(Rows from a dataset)
□ □ □ □

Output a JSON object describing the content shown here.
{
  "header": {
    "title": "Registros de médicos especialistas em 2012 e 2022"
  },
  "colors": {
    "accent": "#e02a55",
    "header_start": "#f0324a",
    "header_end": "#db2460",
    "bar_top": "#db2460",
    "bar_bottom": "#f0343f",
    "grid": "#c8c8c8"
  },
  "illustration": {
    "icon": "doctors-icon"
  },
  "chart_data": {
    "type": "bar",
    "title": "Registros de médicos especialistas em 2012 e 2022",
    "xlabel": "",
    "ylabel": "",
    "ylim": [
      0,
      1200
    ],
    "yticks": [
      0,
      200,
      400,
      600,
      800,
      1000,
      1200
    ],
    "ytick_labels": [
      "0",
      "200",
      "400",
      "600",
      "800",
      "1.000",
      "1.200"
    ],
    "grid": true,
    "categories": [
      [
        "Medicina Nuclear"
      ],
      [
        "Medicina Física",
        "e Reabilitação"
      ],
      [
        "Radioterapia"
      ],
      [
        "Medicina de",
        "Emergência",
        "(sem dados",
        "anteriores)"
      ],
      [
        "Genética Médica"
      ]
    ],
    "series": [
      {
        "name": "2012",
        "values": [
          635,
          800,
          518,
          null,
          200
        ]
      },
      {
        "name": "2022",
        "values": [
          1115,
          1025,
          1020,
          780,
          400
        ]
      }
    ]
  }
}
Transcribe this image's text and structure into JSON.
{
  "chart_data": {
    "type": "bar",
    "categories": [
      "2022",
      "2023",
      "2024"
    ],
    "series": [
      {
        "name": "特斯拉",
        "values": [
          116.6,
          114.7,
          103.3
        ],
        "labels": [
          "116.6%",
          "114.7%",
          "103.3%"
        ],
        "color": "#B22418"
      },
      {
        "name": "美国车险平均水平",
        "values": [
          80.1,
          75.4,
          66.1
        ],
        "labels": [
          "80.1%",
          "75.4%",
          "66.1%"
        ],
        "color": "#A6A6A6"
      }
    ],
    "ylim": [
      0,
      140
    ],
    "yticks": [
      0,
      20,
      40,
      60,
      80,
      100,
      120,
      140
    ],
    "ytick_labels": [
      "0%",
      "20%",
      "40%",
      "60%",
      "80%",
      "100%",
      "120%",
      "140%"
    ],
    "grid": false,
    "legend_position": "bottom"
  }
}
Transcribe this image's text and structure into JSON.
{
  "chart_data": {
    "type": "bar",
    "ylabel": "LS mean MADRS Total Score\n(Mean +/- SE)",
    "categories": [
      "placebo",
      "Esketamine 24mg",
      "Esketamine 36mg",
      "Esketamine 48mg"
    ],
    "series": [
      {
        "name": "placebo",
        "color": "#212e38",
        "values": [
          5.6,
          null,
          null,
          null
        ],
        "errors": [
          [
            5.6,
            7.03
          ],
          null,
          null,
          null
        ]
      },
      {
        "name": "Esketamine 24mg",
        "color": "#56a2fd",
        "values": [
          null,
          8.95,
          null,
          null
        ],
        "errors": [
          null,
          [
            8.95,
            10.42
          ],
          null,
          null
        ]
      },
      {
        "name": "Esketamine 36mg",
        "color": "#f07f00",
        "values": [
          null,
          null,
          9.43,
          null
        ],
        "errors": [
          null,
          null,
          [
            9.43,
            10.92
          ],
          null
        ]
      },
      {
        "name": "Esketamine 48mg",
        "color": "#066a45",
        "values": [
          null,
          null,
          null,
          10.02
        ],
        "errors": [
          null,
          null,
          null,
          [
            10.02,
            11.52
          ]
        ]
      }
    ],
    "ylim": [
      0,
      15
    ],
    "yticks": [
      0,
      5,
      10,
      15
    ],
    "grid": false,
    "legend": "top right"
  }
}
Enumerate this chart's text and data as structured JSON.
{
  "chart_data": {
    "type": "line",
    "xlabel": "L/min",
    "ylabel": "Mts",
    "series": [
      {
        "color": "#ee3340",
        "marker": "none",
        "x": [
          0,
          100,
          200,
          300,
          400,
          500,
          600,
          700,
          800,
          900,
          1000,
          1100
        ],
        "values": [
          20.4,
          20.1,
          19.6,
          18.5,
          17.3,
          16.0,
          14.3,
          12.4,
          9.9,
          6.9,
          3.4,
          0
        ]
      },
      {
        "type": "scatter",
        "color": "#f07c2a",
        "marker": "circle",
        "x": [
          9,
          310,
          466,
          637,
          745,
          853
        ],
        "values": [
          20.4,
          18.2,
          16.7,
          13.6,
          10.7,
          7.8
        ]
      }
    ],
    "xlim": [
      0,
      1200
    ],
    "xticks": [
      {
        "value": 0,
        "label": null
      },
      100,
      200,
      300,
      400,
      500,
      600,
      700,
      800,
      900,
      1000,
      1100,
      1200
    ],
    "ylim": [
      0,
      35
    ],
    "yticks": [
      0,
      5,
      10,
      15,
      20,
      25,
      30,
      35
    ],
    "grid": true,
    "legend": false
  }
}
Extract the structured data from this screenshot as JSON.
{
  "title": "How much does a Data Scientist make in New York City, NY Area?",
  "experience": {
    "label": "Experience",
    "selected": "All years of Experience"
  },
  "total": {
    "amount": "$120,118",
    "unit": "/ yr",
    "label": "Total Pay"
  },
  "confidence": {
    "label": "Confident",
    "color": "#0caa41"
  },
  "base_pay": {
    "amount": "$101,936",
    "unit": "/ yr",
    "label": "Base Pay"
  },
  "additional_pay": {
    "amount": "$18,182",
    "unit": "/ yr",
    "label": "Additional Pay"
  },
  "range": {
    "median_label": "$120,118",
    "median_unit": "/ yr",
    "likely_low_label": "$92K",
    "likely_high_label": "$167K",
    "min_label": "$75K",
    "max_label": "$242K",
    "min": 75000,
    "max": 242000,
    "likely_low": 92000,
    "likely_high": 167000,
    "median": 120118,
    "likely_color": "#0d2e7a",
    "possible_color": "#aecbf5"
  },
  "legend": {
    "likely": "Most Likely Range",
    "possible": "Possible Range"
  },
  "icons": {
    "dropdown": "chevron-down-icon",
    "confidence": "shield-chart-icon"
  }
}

□ □ □ □

Using the material above, reproduce exactly the line that contains "Extract the structured" and all lines after it through the last one, and only those.

Extract the structured data from this screenshot as JSON.
{
  "title": "How much does a Data Scientist make in New York City, NY Area?",
  "experience": {
    "label": "Experience",
    "selected": "All years of Experience"
  },
  "total": {
    "amount": "$120,118",
    "unit": "/ yr",
    "label": "Total Pay"
  },
  "confidence": {
    "label": "Confident",
    "color": "#0caa41"
  },
  "base_pay": {
    "amount": "$101,936",
    "unit": "/ yr",
    "label": "Base Pay"
  },
  "additional_pay": {
    "amount": "$18,182",
    "unit": "/ yr",
    "label": "Additional Pay"
  },
  "range": {
    "median_label": "$120,118",
    "median_unit": "/ yr",
    "likely_low_label": "$92K",
    "likely_high_label": "$167K",
    "min_label": "$75K",
    "max_label": "$242K",
    "min": 75000,
    "max": 242000,
    "likely_low": 92000,
    "likely_high": 167000,
    "median": 120118,
    "likely_color": "#0d2e7a",
    "possible_color": "#aecbf5"
  },
  "legend": {
    "likely": "Most Likely Range",
    "possible": "Possible Range"
  },
  "icons": {
    "dropdown": "chevron-down-icon",
    "confidence": "shield-chart-icon"
  }
}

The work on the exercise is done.